— start of Recorded information —

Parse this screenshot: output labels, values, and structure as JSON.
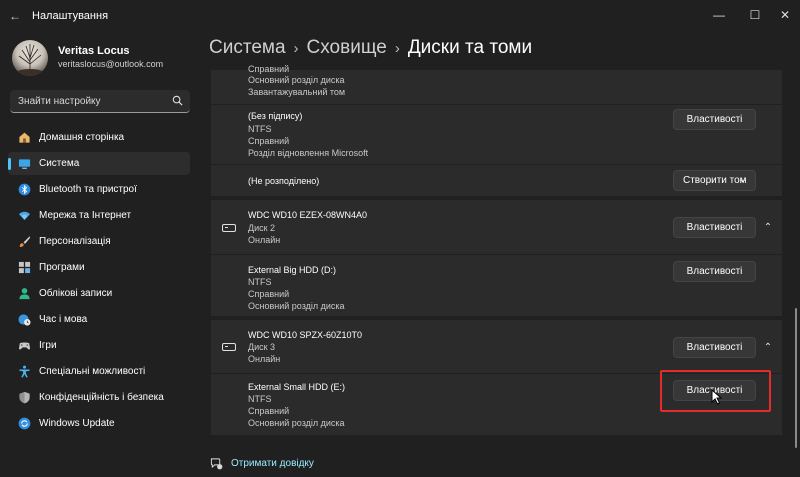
{
  "window": {
    "title": "Налаштування",
    "back_icon": "←",
    "minimize_icon": "—",
    "maximize_icon": "☐",
    "close_icon": "✕"
  },
  "user": {
    "name": "Veritas Locus",
    "email": "veritaslocus@outlook.com"
  },
  "search": {
    "placeholder": "Знайти настройку"
  },
  "nav": {
    "items": [
      {
        "label": "Домашня сторінка",
        "icon": "home-icon"
      },
      {
        "label": "Система",
        "icon": "system-icon",
        "active": true
      },
      {
        "label": "Bluetooth та пристрої",
        "icon": "bluetooth-icon"
      },
      {
        "label": "Мережа та Інтернет",
        "icon": "wifi-icon"
      },
      {
        "label": "Персоналізація",
        "icon": "brush-icon"
      },
      {
        "label": "Програми",
        "icon": "apps-icon"
      },
      {
        "label": "Облікові записи",
        "icon": "account-icon"
      },
      {
        "label": "Час і мова",
        "icon": "globe-clock-icon"
      },
      {
        "label": "Ігри",
        "icon": "gamepad-icon"
      },
      {
        "label": "Спеціальні можливості",
        "icon": "accessibility-icon"
      },
      {
        "label": "Конфіденційність і безпека",
        "icon": "shield-icon"
      },
      {
        "label": "Windows Update",
        "icon": "update-icon"
      }
    ]
  },
  "header": {
    "crumb1": "Система",
    "crumb2": "Сховище",
    "current": "Диски та томи",
    "separator": "›"
  },
  "volumes_top": {
    "partial_line1": "Справний",
    "partial_line2": "Основний розділ диска",
    "partial_line3": "Завантажувальний том",
    "recovery": {
      "title": "(Без підпису)",
      "fs": "NTFS",
      "status": "Справний",
      "type": "Розділ відновлення Microsoft",
      "button": "Властивості"
    },
    "unallocated": {
      "title": "(Не розподілено)",
      "button": "Створити том",
      "chevron": "⌄"
    }
  },
  "disk2": {
    "name": "WDC WD10 EZEX-08WN4A0",
    "number": "Диск 2",
    "state": "Онлайн",
    "button": "Властивості",
    "chevron": "⌃",
    "volume": {
      "title": "External Big HDD (D:)",
      "fs": "NTFS",
      "status": "Справний",
      "type": "Основний розділ диска",
      "button": "Властивості"
    }
  },
  "disk3": {
    "name": "WDC WD10 SPZX-60Z10T0",
    "number": "Диск 3",
    "state": "Онлайн",
    "button": "Властивості",
    "chevron": "⌃",
    "volume": {
      "title": "External Small HDD (E:)",
      "fs": "NTFS",
      "status": "Справний",
      "type": "Основний розділ диска",
      "button": "Властивості"
    }
  },
  "footer": {
    "help": "Отримати довідку"
  },
  "colors": {
    "background": "#202020",
    "panel": "#2b2b2b",
    "accent": "#4cc2ff",
    "highlight": "#e32b2b",
    "link": "#99ebff"
  }
}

— end of Recorded information —

| What you need to do |
Transcribe every line from the records above without alteration, and leave out the images.

| Exercise solution |
Parse this screenshot: output labels, values, and structure as JSON.
{
  "window": {
    "title": "Налаштування",
    "back_icon": "←",
    "minimize_icon": "—",
    "maximize_icon": "☐",
    "close_icon": "✕"
  },
  "user": {
    "name": "Veritas Locus",
    "email": "veritaslocus@outlook.com"
  },
  "search": {
    "placeholder": "Знайти настройку"
  },
  "nav": {
    "items": [
      {
        "label": "Домашня сторінка",
        "icon": "home-icon"
      },
      {
        "label": "Система",
        "icon": "system-icon",
        "active": true
      },
      {
        "label": "Bluetooth та пристрої",
        "icon": "bluetooth-icon"
      },
      {
        "label": "Мережа та Інтернет",
        "icon": "wifi-icon"
      },
      {
        "label": "Персоналізація",
        "icon": "brush-icon"
      },
      {
        "label": "Програми",
        "icon": "apps-icon"
      },
      {
        "label": "Облікові записи",
        "icon": "account-icon"
      },
      {
        "label": "Час і мова",
        "icon": "globe-clock-icon"
      },
      {
        "label": "Ігри",
        "icon": "gamepad-icon"
      },
      {
        "label": "Спеціальні можливості",
        "icon": "accessibility-icon"
      },
      {
        "label": "Конфіденційність і безпека",
        "icon": "shield-icon"
      },
      {
        "label": "Windows Update",
        "icon": "update-icon"
      }
    ]
  },
  "header": {
    "crumb1": "Система",
    "crumb2": "Сховище",
    "current": "Диски та томи",
    "separator": "›"
  },
  "volumes_top": {
    "partial_line1": "Справний",
    "partial_line2": "Основний розділ диска",
    "partial_line3": "Завантажувальний том",
    "recovery": {
      "title": "(Без підпису)",
      "fs": "NTFS",
      "status": "Справний",
      "type": "Розділ відновлення Microsoft",
      "button": "Властивості"
    },
    "unallocated": {
      "title": "(Не розподілено)",
      "button": "Створити том",
      "chevron": "⌄"
    }
  },
  "disk2": {
    "name": "WDC WD10 EZEX-08WN4A0",
    "number": "Диск 2",
    "state": "Онлайн",
    "button": "Властивості",
    "chevron": "⌃",
    "volume": {
      "title": "External Big HDD (D:)",
      "fs": "NTFS",
      "status": "Справний",
      "type": "Основний розділ диска",
      "button": "Властивості"
    }
  },
  "disk3": {
    "name": "WDC WD10 SPZX-60Z10T0",
    "number": "Диск 3",
    "state": "Онлайн",
    "button": "Властивості",
    "chevron": "⌃",
    "volume": {
      "title": "External Small HDD (E:)",
      "fs": "NTFS",
      "status": "Справний",
      "type": "Основний розділ диска",
      "button": "Властивості"
    }
  },
  "footer": {
    "help": "Отримати довідку"
  },
  "colors": {
    "background": "#202020",
    "panel": "#2b2b2b",
    "accent": "#4cc2ff",
    "highlight": "#e32b2b",
    "link": "#99ebff"
  }
}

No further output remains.